═══ Data provided

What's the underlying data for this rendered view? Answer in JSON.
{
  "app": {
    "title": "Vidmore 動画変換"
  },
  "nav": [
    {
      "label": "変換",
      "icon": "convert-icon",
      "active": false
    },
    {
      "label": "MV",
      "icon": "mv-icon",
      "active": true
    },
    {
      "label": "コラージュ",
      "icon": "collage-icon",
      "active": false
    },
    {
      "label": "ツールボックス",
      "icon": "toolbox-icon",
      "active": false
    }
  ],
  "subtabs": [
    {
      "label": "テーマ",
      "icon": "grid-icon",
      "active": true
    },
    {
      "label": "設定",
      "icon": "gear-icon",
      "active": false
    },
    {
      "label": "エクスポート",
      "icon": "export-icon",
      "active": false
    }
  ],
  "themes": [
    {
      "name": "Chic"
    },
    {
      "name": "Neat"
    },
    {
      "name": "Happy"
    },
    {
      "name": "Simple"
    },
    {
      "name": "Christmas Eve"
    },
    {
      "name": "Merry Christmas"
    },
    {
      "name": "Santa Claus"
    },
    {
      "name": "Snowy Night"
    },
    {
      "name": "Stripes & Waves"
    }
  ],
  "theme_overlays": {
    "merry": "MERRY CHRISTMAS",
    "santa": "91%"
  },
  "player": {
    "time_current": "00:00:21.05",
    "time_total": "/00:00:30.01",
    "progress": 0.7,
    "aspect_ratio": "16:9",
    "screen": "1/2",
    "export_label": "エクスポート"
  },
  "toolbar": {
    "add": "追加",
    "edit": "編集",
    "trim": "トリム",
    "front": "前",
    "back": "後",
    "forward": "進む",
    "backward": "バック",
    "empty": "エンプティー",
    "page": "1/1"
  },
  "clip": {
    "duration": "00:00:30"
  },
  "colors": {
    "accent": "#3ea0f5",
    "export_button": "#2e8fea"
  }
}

══════

What the task asks
Reproduce each entry from the records above, character for character.

Written answer
What's the underlying data for this rendered view? Answer in JSON.
{
  "app": {
    "title": "Vidmore 動画変換"
  },
  "nav": [
    {
      "label": "変換",
      "icon": "convert-icon",
      "active": false
    },
    {
      "label": "MV",
      "icon": "mv-icon",
      "active": true
    },
    {
      "label": "コラージュ",
      "icon": "collage-icon",
      "active": false
    },
    {
      "label": "ツールボックス",
      "icon": "toolbox-icon",
      "active": false
    }
  ],
  "subtabs": [
    {
      "label": "テーマ",
      "icon": "grid-icon",
      "active": true
    },
    {
      "label": "設定",
      "icon": "gear-icon",
      "active": false
    },
    {
      "label": "エクスポート",
      "icon": "export-icon",
      "active": false
    }
  ],
  "themes": [
    {
      "name": "Chic"
    },
    {
      "name": "Neat"
    },
    {
      "name": "Happy"
    },
    {
      "name": "Simple"
    },
    {
      "name": "Christmas Eve"
    },
    {
      "name": "Merry Christmas"
    },
    {
      "name": "Santa Claus"
    },
    {
      "name": "Snowy Night"
    },
    {
      "name": "Stripes & Waves"
    }
  ],
  "theme_overlays": {
    "merry": "MERRY CHRISTMAS",
    "santa": "91%"
  },
  "player": {
    "time_current": "00:00:21.05",
    "time_total": "/00:00:30.01",
    "progress": 0.7,
    "aspect_ratio": "16:9",
    "screen": "1/2",
    "export_label": "エクスポート"
  },
  "toolbar": {
    "add": "追加",
    "edit": "編集",
    "trim": "トリム",
    "front": "前",
    "back": "後",
    "forward": "進む",
    "backward": "バック",
    "empty": "エンプティー",
    "page": "1/1"
  },
  "clip": {
    "duration": "00:00:30"
  },
  "colors": {
    "accent": "#3ea0f5",
    "export_button": "#2e8fea"
  }
}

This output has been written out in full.